▸ **Textauszug**:
== == ==

Es war in den USA in diesem Jahr bereits das 131. „mass shooting“. Der Amoklauf am Montag dieser Woche in einer Grundschule in Nashville/Tennessee forderte 6 Tote, darunter drei Kinder. Die Täterin wurde von Polizisten erschossen.

Wie jedes Mal nach solchen Massakern wird in den USA der Ruf nach schärferen Waffengesetzen laut. Und jedes Mal wehren sich sofort Politiker der Republikaner dagegen. Sie sehen im Recht, Waffen zu besitzen und zu tragen, ein Grundrecht. Wieso dieses auch automatische Schützengewehre, die ja Kriegswaffen sind und mit denen besonders viele Menschen getötet werden können, beinhalten soll, verschließt sich jeder Erklärung.

== == ==

▸ **Schriftliche Aufgabe a**: Ermitteln Sie alle Zeilen, in denen die Zeichenfolge „ROSE“ vorkommt, und schreiben Sie jede davon vollständig ab.

== == ==

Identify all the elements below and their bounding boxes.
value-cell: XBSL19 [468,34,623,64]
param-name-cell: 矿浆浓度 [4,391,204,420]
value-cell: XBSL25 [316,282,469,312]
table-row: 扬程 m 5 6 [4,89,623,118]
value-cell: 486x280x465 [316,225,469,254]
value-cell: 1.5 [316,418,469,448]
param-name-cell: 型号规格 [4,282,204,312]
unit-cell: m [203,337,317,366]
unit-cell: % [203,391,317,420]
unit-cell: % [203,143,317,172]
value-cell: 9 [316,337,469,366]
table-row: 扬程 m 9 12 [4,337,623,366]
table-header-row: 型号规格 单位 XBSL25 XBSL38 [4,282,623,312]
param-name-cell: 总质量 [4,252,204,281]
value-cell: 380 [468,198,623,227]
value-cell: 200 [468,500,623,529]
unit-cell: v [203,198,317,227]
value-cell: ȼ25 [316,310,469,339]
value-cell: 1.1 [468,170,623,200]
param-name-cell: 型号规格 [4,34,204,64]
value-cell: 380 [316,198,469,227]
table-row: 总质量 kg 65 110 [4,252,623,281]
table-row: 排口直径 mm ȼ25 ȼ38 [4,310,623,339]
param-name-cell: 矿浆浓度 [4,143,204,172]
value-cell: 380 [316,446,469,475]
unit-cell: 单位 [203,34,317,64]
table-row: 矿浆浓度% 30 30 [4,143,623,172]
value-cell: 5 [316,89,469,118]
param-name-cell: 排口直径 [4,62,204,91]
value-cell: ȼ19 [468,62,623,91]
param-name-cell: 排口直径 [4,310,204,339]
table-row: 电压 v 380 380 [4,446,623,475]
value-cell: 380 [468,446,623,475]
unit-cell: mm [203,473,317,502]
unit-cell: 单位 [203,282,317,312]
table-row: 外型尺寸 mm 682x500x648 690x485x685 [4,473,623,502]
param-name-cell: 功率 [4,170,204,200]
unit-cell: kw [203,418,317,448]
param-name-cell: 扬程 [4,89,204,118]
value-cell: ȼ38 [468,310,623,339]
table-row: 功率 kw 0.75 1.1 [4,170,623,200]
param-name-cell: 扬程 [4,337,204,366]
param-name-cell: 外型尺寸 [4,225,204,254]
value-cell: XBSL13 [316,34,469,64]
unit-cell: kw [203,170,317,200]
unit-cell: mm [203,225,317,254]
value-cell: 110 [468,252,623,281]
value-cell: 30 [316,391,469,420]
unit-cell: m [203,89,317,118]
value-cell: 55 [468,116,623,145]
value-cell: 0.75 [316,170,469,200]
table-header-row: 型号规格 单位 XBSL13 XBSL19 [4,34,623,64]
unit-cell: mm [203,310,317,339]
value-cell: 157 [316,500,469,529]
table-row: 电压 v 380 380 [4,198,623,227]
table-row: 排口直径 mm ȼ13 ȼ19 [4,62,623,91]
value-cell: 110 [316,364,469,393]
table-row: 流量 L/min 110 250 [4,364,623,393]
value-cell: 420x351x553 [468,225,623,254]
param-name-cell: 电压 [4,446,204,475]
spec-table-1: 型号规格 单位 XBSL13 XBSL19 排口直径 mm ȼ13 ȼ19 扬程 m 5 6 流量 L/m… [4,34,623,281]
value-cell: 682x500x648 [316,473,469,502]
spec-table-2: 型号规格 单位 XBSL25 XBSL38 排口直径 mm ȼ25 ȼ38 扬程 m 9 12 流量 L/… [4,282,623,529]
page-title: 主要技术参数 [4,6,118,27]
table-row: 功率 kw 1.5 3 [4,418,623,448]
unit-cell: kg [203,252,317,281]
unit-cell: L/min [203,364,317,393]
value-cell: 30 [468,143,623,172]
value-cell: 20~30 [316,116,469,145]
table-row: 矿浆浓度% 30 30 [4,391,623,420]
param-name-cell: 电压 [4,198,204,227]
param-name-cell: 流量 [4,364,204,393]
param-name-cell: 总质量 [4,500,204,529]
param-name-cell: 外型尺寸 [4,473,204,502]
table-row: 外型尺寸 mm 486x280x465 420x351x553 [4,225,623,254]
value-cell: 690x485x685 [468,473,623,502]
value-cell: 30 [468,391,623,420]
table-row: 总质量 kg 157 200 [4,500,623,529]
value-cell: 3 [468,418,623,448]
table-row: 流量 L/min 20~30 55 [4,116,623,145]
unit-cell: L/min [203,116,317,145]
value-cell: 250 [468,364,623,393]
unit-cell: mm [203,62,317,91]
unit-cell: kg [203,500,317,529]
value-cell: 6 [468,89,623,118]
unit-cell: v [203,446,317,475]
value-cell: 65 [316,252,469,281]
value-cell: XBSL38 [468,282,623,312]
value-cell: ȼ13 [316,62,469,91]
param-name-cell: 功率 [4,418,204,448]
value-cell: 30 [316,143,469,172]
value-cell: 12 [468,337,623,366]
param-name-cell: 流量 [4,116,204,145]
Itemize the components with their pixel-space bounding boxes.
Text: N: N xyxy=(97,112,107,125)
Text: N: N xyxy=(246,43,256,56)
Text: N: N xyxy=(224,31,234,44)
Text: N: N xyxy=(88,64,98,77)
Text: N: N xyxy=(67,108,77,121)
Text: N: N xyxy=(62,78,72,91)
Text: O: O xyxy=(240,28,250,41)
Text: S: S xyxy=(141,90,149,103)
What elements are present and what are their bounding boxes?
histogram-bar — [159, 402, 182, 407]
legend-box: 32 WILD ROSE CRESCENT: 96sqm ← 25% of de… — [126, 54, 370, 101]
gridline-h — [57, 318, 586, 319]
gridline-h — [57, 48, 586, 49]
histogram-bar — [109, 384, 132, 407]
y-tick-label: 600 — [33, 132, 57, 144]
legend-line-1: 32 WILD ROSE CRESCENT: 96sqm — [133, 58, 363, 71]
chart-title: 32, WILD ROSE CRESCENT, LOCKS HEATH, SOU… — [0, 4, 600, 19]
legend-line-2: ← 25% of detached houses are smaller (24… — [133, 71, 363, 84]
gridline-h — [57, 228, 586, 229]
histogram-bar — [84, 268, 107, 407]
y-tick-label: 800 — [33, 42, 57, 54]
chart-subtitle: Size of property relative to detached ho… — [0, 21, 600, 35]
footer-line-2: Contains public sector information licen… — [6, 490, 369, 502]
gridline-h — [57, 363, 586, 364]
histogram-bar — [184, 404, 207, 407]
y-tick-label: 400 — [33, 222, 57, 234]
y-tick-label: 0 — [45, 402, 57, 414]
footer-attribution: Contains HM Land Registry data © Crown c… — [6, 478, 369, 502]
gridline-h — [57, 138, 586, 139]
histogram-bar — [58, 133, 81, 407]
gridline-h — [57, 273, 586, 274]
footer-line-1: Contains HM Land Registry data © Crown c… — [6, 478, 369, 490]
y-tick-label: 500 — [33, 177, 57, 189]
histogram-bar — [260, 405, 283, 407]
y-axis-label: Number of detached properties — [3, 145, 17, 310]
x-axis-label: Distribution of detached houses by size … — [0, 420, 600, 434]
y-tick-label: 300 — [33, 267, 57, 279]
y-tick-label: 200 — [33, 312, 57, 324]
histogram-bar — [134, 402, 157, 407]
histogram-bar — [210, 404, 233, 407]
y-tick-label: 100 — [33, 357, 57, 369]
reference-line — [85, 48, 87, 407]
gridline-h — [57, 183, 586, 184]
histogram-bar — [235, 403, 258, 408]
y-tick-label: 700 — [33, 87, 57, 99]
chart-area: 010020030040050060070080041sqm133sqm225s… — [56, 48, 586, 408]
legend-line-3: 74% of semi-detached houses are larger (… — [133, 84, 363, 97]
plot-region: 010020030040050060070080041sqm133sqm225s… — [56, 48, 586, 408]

== == ==

▸ **Schriftliche Aufgabe b**:
Stimmen die folgenden Aussagen mit dem Textauszug überein? Antworten Sie jeweils mit Ja oder Nein und zitieren Sie die entscheidenden Worte wörtlich.
(i) Die Täterin wurde von Polizisten erschossen.
(ii) Bei dem Amoklauf in Nashville starben sechs Kinder.
(iii) Politiker der Republikaner unterstützen den Ruf nach schärferen Waffengesetzen.

▸ **Antwort a**:
legend-box: 32 WILD ROSE CRESCENT: 96sqm ← 25% of de… — [126, 54, 370, 101]
legend-line-1: 32 WILD ROSE CRESCENT: 96sqm — [133, 58, 363, 71]
chart-title: 32, WILD ROSE CRESCENT, LOCKS HEATH, SOU… — [0, 4, 600, 19]

▸ **Antwort b**:
(i) Ja: „Die Täterin wurde von Polizisten erschossen.“
(ii) Nein: „forderte 6 Tote, darunter drei Kinder“
(iii) Nein: „Und jedes Mal wehren sich sofort Politiker der Republikaner dagegen.“